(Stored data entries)
-*-
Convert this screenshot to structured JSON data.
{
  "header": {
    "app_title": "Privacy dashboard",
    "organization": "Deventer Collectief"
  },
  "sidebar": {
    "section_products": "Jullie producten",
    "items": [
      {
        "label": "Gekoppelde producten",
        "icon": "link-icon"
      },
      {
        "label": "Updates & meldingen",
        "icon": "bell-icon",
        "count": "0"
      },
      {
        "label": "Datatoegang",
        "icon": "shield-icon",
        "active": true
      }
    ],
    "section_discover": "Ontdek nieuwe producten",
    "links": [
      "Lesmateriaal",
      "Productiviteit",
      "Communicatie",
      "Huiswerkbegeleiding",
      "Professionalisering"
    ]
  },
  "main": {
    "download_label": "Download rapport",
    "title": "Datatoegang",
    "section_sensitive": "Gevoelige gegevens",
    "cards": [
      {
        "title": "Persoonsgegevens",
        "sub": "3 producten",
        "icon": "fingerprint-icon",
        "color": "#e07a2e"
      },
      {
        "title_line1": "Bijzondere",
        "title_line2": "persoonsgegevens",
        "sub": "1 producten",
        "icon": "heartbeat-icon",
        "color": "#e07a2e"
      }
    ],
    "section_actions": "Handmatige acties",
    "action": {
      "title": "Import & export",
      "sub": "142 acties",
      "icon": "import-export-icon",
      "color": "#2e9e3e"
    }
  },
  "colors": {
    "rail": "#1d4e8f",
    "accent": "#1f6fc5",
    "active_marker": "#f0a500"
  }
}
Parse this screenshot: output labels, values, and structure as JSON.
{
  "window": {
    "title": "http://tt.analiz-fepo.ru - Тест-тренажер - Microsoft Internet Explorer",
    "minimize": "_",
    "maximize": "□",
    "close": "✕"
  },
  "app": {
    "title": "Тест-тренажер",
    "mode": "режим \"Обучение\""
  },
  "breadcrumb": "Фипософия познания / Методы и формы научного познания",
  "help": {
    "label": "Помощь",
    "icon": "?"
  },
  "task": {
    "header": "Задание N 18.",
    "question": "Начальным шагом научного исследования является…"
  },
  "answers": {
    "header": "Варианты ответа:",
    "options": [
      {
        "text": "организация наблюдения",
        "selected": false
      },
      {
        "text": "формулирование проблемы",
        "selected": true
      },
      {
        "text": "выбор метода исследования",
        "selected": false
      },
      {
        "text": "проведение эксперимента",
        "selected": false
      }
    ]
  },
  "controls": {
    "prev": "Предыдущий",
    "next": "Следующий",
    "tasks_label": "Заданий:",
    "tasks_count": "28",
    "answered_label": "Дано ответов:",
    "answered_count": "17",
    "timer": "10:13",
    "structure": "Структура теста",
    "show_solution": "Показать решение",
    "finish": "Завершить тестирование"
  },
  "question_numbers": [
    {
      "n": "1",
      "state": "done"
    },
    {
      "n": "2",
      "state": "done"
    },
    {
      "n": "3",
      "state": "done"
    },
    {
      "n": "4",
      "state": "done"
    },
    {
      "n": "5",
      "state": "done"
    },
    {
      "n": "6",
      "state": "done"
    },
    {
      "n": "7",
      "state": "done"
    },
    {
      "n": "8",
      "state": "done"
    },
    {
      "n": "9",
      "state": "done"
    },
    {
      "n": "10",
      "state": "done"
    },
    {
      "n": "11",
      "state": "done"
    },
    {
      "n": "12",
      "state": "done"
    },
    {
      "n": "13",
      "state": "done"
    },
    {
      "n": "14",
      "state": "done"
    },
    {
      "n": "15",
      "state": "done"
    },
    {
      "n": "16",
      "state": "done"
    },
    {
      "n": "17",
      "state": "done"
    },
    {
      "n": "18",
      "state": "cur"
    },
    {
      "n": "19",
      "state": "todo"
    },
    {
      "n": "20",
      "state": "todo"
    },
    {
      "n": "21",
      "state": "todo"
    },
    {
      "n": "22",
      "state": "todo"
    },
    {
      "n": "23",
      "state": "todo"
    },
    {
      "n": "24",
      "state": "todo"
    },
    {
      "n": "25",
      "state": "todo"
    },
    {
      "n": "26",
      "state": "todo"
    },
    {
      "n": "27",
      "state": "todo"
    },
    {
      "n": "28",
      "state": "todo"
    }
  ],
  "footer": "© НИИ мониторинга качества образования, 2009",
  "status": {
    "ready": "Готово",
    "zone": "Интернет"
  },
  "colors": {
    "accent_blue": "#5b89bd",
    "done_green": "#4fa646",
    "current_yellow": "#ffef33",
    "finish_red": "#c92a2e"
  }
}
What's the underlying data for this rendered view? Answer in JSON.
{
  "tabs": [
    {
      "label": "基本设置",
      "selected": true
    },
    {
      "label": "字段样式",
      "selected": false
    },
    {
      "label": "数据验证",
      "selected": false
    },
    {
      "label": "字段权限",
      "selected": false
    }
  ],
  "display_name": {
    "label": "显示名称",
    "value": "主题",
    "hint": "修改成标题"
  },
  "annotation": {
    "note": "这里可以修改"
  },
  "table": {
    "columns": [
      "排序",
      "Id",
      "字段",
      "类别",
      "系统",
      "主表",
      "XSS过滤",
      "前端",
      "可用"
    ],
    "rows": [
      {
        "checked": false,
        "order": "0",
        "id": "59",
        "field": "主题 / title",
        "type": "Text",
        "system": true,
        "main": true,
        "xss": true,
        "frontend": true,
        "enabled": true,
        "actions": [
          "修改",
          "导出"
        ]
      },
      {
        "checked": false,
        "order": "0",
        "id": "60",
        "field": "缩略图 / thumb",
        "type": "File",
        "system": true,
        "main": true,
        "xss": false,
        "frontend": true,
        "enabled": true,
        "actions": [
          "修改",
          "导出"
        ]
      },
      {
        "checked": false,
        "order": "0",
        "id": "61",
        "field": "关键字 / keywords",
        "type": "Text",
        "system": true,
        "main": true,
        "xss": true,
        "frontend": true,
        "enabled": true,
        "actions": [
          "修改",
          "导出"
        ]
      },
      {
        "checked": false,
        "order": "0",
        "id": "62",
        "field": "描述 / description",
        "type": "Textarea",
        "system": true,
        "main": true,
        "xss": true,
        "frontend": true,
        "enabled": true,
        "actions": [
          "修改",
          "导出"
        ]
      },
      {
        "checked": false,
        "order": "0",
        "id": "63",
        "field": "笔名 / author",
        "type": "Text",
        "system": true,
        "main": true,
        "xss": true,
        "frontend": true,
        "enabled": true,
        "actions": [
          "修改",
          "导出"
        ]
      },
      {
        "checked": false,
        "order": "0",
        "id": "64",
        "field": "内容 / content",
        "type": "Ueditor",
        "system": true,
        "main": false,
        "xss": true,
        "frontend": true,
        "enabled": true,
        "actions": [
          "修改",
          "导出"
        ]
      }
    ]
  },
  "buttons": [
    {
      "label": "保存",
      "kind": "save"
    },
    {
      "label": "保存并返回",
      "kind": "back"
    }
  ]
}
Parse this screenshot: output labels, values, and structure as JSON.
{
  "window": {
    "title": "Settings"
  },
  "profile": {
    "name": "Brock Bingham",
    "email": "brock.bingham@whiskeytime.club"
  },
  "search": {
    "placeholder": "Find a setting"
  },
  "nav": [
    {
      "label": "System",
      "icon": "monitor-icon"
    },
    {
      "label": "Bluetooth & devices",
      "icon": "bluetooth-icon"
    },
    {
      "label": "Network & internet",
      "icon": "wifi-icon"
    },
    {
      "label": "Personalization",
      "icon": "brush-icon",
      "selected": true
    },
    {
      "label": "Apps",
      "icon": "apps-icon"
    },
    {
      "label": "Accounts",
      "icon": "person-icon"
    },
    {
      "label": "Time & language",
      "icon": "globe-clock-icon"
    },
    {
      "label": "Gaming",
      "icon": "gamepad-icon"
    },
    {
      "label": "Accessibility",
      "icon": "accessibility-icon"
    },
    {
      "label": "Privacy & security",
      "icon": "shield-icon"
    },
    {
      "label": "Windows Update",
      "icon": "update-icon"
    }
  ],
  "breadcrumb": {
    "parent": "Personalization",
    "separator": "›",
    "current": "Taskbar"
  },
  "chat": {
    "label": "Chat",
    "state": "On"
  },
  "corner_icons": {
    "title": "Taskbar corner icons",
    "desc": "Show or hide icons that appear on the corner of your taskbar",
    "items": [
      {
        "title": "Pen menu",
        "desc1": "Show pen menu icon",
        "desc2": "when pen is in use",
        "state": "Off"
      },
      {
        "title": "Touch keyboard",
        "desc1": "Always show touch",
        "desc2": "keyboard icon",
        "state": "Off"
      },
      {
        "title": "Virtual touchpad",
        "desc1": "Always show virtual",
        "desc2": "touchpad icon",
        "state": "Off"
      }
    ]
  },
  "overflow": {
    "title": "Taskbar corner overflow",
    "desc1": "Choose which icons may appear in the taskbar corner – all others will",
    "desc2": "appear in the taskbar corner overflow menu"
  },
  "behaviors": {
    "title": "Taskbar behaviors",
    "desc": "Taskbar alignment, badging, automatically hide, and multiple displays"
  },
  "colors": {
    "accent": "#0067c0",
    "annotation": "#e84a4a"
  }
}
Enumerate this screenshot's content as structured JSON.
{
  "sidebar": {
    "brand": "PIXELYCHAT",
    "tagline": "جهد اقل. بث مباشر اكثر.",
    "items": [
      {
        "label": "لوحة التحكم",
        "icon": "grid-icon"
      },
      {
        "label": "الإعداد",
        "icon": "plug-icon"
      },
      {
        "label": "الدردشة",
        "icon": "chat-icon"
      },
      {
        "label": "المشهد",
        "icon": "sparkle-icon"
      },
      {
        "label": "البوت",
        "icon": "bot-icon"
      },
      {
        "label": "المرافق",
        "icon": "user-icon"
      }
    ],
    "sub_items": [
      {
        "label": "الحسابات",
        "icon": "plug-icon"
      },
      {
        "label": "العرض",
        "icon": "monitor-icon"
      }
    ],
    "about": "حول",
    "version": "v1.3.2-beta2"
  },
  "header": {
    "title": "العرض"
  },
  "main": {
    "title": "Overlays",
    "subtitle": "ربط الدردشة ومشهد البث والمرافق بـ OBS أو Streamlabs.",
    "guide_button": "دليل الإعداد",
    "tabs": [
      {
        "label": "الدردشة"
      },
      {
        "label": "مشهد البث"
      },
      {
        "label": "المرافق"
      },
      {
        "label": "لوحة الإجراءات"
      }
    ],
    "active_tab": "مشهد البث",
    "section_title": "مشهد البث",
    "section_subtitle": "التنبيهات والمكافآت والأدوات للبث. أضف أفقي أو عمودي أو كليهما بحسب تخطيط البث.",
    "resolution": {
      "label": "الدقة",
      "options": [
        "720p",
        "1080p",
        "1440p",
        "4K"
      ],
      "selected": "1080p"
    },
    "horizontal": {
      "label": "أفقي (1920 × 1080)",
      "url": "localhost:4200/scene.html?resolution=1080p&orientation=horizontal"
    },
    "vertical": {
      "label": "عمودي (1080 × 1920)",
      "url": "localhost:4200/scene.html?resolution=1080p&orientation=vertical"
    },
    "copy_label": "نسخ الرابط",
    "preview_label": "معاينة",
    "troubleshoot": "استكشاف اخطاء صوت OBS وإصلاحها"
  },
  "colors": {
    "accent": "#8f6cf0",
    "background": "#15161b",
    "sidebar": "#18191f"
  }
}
-*-
* _Set task_: Scan the material above for the string "overflow" and return the lines that hold it.

* _Response to this exercise_:
  "overflow": {
    "title": "Taskbar corner overflow",
    "desc2": "appear in the taskbar corner overflow menu"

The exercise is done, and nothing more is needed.